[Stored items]

:::::

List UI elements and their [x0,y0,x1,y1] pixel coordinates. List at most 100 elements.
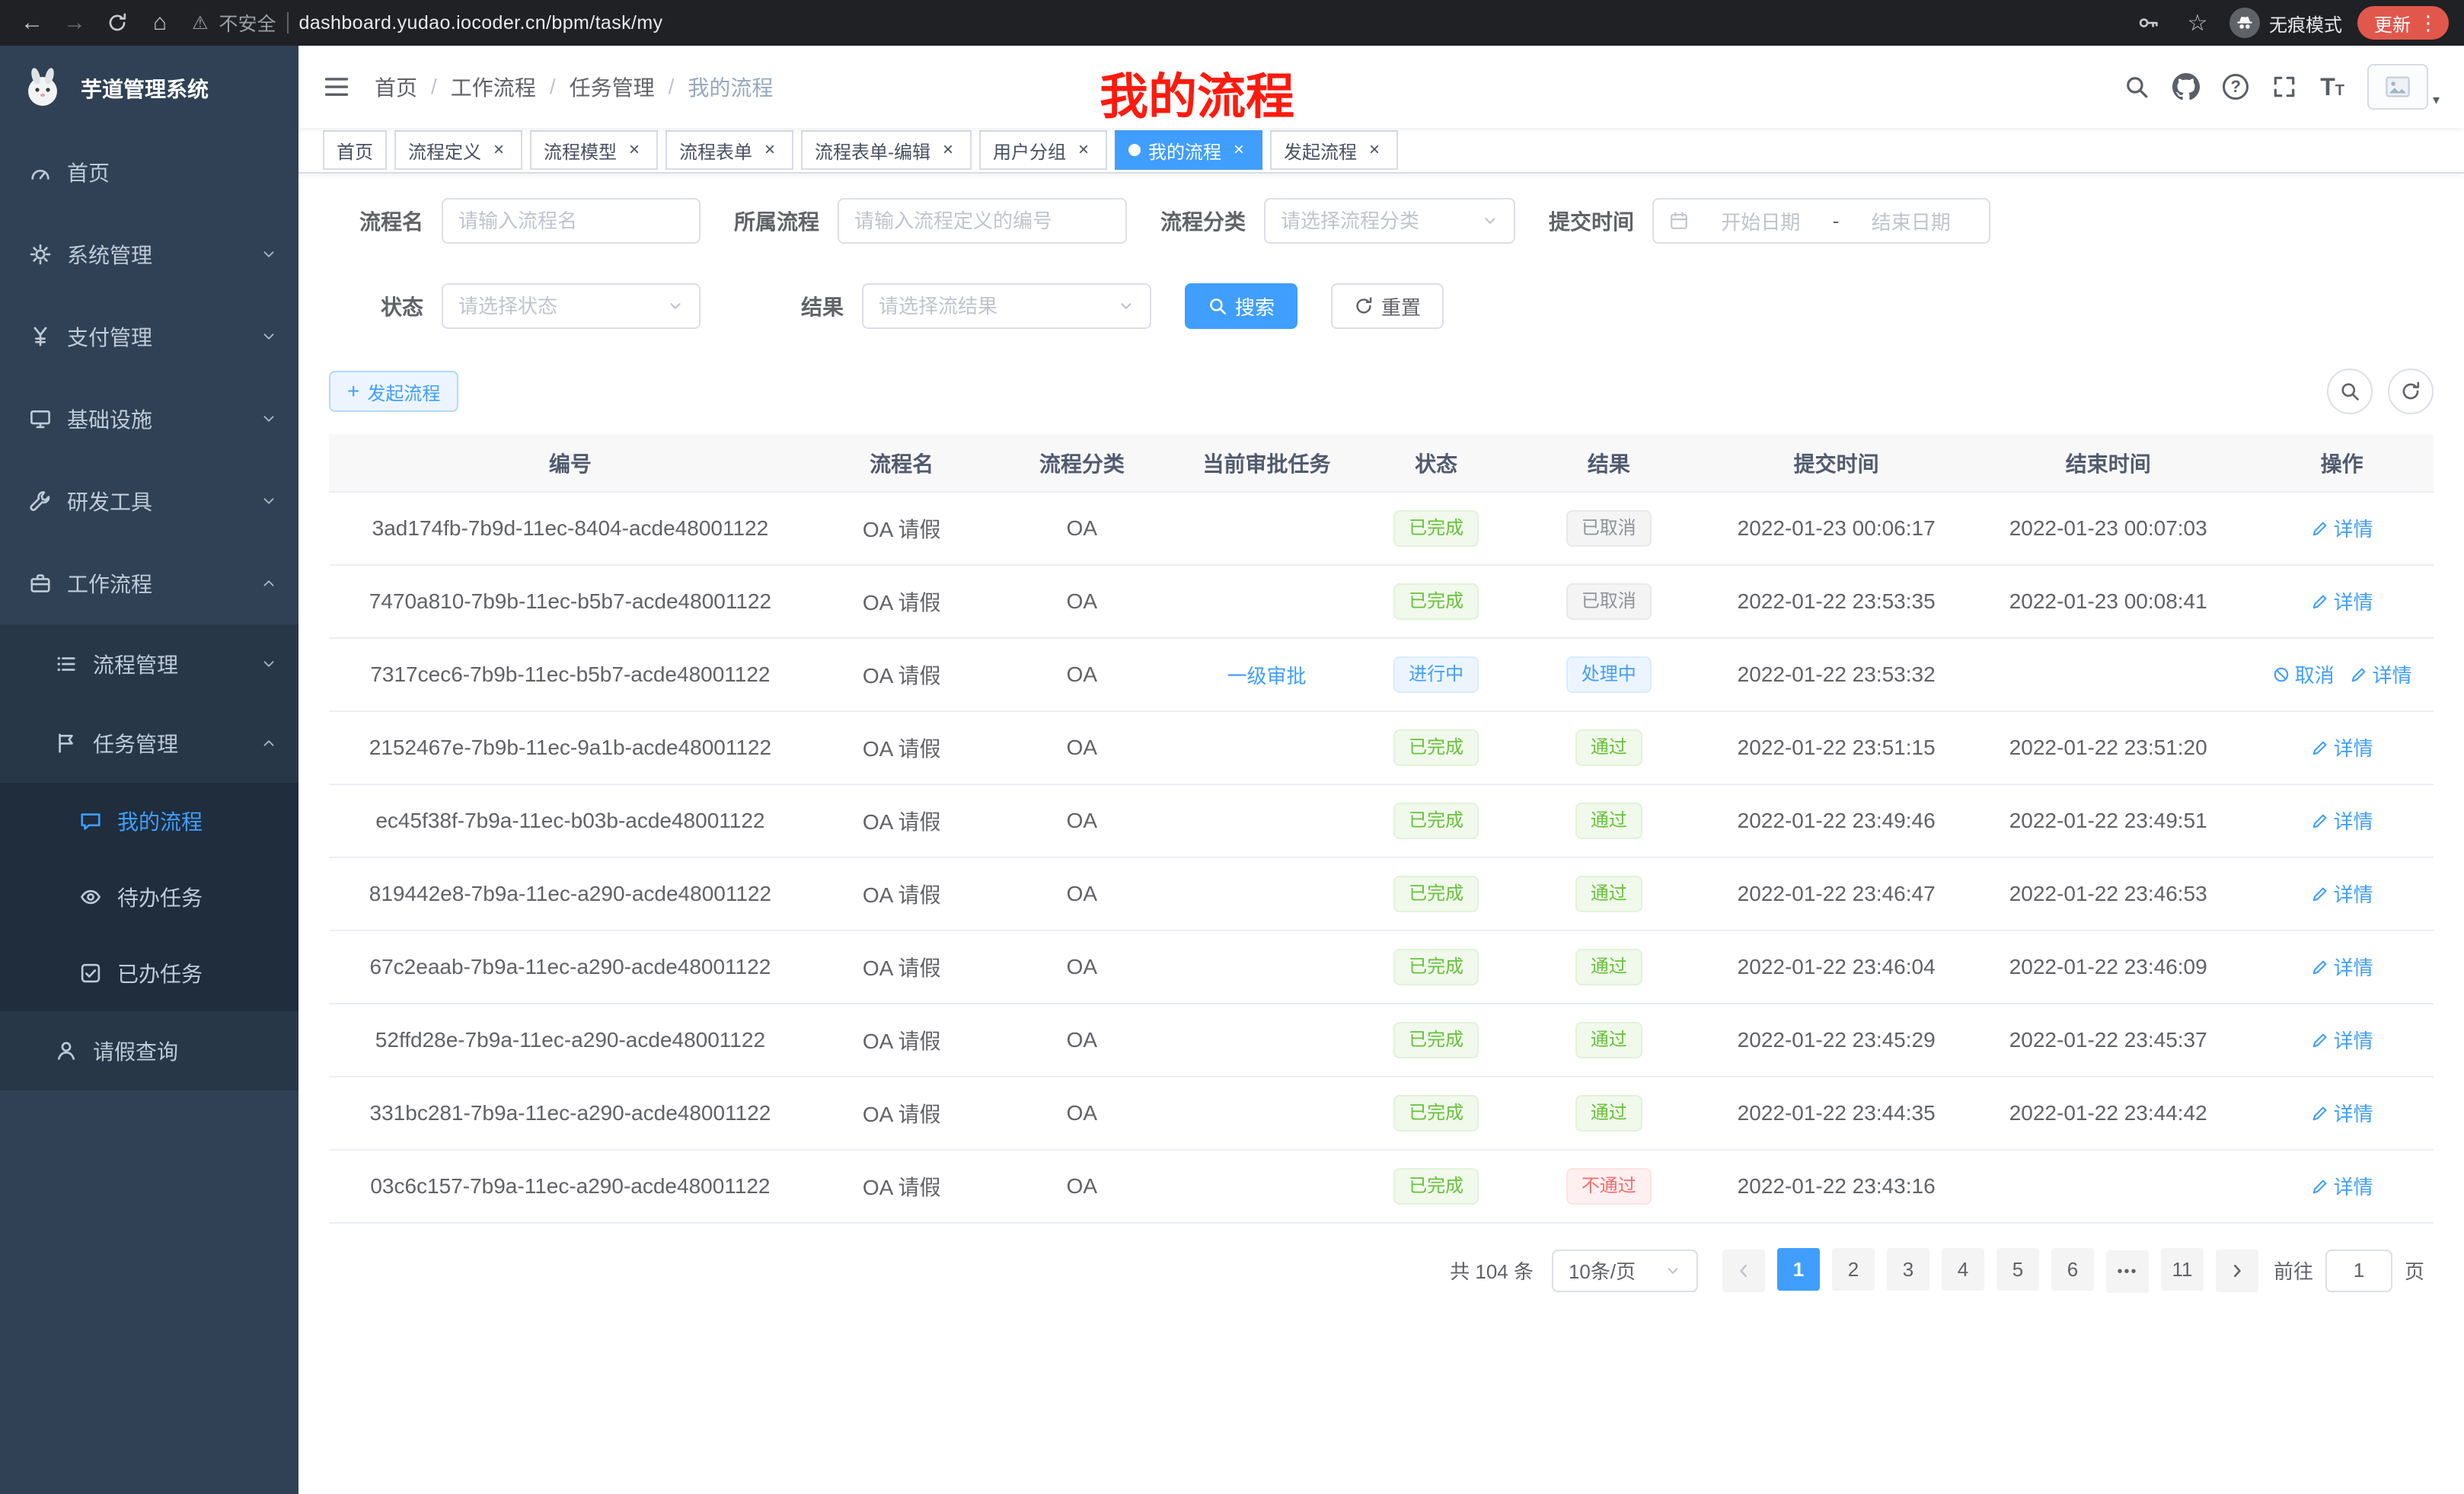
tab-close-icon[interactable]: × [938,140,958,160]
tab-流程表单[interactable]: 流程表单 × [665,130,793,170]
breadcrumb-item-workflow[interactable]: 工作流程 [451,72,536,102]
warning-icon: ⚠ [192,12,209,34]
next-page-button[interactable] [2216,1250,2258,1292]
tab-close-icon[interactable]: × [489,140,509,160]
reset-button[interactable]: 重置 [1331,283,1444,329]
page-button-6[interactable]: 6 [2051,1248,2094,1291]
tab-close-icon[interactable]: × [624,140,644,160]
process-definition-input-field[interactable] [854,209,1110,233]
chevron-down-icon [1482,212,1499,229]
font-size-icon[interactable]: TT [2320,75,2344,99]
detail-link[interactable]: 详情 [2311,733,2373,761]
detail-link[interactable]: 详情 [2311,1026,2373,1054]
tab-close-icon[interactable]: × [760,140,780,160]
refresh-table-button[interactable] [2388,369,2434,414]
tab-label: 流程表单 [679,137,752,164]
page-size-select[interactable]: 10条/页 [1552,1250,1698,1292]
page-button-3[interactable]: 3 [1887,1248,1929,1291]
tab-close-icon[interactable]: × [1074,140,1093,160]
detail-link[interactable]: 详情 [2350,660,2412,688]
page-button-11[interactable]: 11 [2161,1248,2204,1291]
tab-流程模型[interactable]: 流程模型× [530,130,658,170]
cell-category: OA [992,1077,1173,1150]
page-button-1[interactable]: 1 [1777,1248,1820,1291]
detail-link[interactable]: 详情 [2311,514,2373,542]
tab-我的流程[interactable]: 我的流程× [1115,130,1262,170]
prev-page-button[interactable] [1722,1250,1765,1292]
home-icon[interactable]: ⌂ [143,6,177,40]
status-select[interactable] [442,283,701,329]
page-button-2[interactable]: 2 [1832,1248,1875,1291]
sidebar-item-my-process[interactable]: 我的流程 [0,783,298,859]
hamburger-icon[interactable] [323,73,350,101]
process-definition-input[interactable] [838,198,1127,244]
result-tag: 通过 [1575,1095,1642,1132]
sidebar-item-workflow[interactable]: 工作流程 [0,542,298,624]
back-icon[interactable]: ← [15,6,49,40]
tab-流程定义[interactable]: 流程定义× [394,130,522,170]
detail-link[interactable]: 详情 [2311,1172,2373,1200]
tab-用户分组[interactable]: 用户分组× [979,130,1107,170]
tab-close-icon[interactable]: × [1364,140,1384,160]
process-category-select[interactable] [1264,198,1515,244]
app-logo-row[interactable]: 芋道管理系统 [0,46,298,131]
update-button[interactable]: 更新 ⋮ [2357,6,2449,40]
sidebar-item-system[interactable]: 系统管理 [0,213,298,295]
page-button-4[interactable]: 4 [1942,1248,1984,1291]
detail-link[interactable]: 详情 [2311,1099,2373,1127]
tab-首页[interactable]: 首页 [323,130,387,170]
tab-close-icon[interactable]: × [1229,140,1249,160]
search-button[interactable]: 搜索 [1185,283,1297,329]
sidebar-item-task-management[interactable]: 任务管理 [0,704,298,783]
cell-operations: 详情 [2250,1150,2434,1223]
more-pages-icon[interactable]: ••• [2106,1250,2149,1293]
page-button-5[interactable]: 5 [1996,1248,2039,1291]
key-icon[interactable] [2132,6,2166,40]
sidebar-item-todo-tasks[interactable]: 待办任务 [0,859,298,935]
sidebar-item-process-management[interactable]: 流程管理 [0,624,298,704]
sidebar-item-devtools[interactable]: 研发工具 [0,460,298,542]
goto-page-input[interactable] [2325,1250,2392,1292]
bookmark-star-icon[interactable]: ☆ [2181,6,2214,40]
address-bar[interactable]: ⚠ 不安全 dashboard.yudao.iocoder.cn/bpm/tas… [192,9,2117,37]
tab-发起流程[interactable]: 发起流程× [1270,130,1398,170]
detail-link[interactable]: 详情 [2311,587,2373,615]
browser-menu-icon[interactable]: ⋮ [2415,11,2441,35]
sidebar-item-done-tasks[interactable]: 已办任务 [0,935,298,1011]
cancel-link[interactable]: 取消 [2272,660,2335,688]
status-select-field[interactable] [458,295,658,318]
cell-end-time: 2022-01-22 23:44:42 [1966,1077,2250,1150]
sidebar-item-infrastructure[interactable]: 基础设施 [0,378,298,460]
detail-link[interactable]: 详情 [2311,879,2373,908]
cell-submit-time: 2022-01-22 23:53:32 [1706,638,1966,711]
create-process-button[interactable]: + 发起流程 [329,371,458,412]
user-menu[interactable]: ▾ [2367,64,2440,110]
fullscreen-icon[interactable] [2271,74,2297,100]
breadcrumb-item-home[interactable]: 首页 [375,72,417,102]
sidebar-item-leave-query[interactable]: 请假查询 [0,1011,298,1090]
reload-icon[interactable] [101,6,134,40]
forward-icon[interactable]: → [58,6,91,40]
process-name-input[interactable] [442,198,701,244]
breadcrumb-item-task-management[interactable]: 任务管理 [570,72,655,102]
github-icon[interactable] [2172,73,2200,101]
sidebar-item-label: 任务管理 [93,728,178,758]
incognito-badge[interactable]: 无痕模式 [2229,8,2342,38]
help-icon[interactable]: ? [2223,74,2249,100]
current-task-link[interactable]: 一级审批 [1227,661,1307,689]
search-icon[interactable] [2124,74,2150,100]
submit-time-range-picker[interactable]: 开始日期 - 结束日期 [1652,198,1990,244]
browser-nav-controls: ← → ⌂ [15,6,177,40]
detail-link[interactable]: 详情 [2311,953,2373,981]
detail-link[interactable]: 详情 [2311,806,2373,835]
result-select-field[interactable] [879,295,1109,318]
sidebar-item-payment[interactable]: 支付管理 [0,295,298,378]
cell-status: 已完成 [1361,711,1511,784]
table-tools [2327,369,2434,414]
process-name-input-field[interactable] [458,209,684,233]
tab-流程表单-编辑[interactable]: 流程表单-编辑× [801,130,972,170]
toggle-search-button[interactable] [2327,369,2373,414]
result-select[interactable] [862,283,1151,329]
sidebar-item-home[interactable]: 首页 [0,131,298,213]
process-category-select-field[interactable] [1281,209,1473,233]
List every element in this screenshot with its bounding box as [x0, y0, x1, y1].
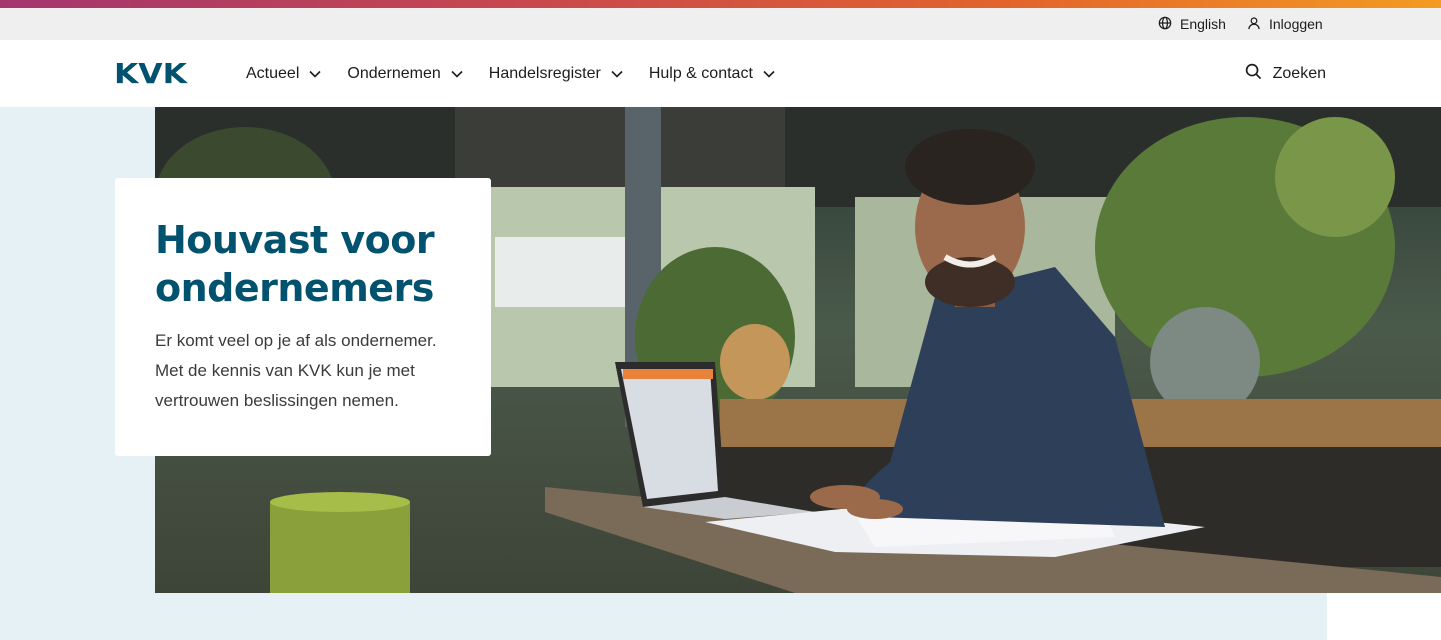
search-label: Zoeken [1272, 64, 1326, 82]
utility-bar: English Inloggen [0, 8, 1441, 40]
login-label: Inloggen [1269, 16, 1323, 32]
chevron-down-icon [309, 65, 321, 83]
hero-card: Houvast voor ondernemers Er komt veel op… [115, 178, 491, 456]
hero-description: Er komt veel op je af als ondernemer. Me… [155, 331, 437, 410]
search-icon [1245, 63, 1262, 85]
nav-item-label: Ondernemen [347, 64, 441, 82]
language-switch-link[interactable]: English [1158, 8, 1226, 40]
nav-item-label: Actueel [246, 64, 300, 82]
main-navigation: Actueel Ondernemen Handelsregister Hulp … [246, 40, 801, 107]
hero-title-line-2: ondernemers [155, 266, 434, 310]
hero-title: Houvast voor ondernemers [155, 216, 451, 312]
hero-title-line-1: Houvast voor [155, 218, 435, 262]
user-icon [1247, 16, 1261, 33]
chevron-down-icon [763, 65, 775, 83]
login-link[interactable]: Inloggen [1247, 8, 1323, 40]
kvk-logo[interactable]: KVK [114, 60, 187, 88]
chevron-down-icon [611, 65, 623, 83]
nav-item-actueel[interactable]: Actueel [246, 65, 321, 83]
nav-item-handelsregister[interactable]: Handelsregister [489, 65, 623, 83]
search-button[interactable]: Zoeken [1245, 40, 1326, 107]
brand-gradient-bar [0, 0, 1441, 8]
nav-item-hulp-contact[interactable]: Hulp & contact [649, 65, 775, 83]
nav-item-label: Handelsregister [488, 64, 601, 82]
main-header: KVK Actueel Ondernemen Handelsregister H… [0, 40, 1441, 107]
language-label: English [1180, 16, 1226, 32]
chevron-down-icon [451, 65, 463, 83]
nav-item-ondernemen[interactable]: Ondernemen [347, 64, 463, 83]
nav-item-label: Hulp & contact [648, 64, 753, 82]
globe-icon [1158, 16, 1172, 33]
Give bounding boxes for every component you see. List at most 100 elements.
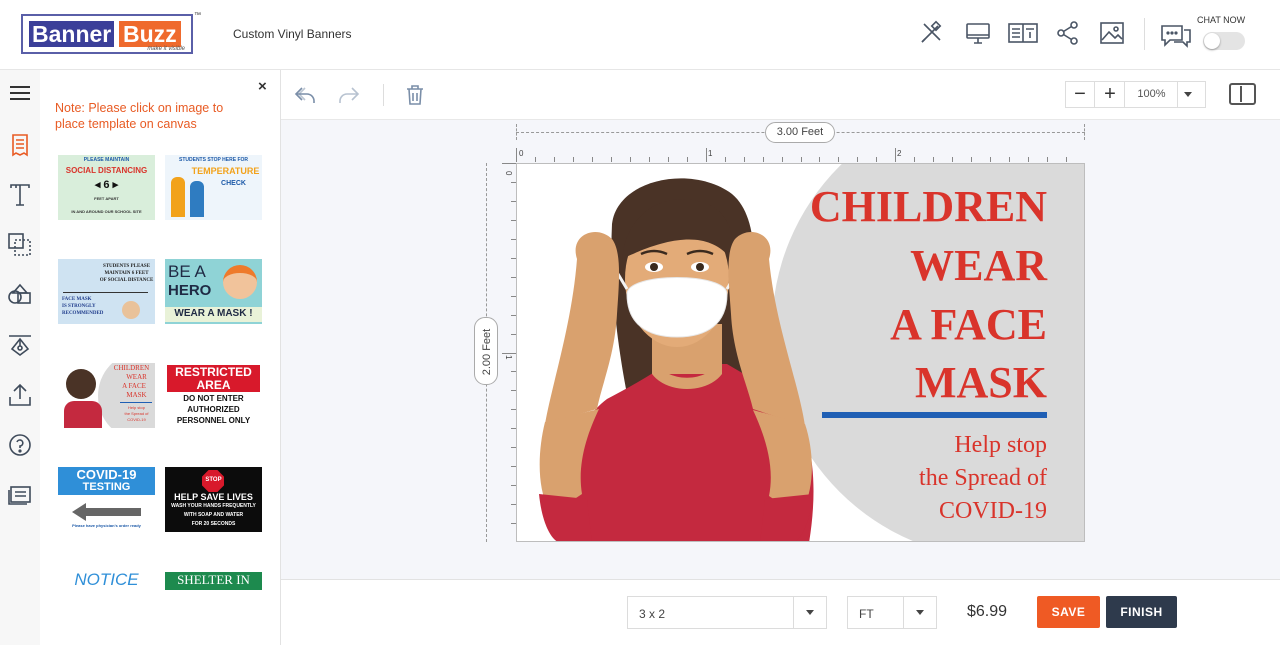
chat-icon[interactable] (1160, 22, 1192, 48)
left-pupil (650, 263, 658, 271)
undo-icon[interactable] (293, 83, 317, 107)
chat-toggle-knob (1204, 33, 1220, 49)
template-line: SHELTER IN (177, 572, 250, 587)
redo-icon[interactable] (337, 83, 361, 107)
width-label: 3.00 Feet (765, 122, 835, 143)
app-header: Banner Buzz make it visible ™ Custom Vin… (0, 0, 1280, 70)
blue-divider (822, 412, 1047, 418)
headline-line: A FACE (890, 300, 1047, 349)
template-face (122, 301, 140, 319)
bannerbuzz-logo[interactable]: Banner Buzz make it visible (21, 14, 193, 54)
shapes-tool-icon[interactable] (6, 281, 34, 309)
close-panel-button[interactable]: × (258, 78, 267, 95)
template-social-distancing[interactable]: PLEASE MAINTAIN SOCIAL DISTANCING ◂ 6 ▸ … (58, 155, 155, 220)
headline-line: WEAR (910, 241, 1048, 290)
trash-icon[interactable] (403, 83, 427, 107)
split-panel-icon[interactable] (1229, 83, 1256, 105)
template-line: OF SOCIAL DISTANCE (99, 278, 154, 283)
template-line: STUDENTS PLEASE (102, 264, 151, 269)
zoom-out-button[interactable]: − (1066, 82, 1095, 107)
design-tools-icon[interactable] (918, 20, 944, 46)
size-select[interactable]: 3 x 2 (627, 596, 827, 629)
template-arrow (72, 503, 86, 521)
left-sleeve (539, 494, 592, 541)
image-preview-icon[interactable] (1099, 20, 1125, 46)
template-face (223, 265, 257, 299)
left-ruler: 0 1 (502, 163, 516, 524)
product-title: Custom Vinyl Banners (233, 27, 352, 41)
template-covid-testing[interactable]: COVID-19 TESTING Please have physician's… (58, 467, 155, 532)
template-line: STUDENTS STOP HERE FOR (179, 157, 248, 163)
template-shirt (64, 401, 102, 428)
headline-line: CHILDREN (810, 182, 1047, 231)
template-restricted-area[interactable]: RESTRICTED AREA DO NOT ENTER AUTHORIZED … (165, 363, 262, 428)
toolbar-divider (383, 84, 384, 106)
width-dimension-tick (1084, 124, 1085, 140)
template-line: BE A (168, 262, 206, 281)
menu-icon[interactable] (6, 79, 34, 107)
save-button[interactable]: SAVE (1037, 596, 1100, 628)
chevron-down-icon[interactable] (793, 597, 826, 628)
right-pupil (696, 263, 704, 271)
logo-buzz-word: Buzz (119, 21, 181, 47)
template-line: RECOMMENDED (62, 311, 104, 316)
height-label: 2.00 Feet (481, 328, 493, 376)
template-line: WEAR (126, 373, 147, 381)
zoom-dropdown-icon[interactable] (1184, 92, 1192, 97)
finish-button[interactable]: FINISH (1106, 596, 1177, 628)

:::::

--- EXERCISE ---
Copy out, unchanged, the lines that begin with the one containing "tab-close-icon[interactable]: × [938,140,958,160]" and end with the one containing "tab-我的流程[interactable]: 我的流程× [1115,130,1262,170]", both included.

--- TASK RESPONSE ---
tab-close-icon[interactable]: × [938,140,958,160]
tab-流程表单[interactable]: 流程表单 × [665,130,793,170]
breadcrumb-item-workflow[interactable]: 工作流程 [451,72,536,102]
warning-icon: ⚠ [192,12,209,34]
next-page-button[interactable] [2216,1250,2258,1292]
tab-close-icon[interactable]: × [489,140,509,160]
reset-button[interactable]: 重置 [1331,283,1444,329]
page-button-6[interactable]: 6 [2051,1248,2094,1291]
tab-close-icon[interactable]: × [624,140,644,160]
process-definition-input-field[interactable] [854,209,1110,233]
chevron-down-icon [1482,212,1499,229]
font-size-icon[interactable]: TT [2320,75,2344,99]
detail-link[interactable]: 详情 [2311,733,2373,761]
detail-link[interactable]: 详情 [2311,1026,2373,1054]
tab-close-icon[interactable]: × [760,140,780,160]
refresh-table-button[interactable] [2388,369,2434,414]
tab-label: 流程表单 [679,137,752,164]
page-size-select[interactable]: 10条/页 [1552,1250,1698,1292]
page-button-3[interactable]: 3 [1887,1248,1929,1291]
tab-close-icon[interactable]: × [1074,140,1093,160]
detail-link[interactable]: 详情 [2350,660,2412,688]
page-button-11[interactable]: 11 [2161,1248,2204,1291]
tab-流程模型[interactable]: 流程模型× [530,130,658,170]
cell-category: OA [992,1077,1173,1150]
page-button-1[interactable]: 1 [1777,1248,1820,1291]
detail-link[interactable]: 详情 [2311,514,2373,542]
tab-我的流程[interactable]: 我的流程× [1115,130,1262,170]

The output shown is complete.